SET TASK:
Identify the lines that contain the string "which" and copy all of them.

INFORMATION SUPPLIED:
----------------

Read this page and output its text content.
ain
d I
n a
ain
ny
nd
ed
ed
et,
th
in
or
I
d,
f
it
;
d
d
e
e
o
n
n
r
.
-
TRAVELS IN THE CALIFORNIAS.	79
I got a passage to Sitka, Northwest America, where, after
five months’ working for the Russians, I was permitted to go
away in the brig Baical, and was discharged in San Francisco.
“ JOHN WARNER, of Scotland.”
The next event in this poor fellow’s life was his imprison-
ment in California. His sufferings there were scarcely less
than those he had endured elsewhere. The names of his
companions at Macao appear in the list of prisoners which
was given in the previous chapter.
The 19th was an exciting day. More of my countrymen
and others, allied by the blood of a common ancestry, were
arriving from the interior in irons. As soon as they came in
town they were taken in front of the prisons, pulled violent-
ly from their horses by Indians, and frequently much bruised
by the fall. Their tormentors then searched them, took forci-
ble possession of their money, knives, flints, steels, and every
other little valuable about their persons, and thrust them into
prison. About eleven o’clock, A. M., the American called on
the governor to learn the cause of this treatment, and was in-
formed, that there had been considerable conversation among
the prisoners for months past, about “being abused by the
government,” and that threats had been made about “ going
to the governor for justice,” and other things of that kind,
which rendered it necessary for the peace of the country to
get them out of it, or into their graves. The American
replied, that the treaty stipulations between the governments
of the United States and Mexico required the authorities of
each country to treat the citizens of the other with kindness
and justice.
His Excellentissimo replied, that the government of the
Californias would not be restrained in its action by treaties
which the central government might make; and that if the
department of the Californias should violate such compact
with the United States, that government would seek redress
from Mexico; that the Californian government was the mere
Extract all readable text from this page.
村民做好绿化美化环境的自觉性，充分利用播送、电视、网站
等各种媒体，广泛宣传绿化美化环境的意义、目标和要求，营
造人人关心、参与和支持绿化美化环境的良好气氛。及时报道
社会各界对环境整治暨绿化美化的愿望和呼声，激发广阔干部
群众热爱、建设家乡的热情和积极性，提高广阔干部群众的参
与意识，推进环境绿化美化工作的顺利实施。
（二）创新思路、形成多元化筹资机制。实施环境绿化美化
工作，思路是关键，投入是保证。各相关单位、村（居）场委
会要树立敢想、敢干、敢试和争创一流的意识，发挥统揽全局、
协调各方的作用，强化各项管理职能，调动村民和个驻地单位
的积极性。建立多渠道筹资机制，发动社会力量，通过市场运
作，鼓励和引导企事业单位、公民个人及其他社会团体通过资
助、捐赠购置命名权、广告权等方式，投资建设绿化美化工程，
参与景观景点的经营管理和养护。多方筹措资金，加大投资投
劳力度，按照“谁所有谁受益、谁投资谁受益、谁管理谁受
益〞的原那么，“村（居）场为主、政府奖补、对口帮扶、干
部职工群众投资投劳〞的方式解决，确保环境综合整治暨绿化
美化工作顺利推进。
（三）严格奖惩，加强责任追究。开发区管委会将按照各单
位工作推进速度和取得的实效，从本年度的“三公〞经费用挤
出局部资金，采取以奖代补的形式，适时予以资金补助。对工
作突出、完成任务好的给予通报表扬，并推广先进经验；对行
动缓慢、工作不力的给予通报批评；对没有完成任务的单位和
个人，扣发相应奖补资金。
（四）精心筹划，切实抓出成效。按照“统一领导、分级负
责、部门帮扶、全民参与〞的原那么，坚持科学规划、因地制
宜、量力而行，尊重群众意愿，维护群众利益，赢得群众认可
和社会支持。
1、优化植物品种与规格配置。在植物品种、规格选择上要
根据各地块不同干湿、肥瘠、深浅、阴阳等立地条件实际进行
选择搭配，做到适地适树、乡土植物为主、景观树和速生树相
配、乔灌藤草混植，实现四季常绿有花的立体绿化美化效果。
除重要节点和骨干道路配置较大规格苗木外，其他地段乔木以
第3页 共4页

----------------

TASK RESPONSE:
companions at Macao appear in the list of prisoners which
which rendered it necessary for the peace of the country to
which the central government might make; and that if the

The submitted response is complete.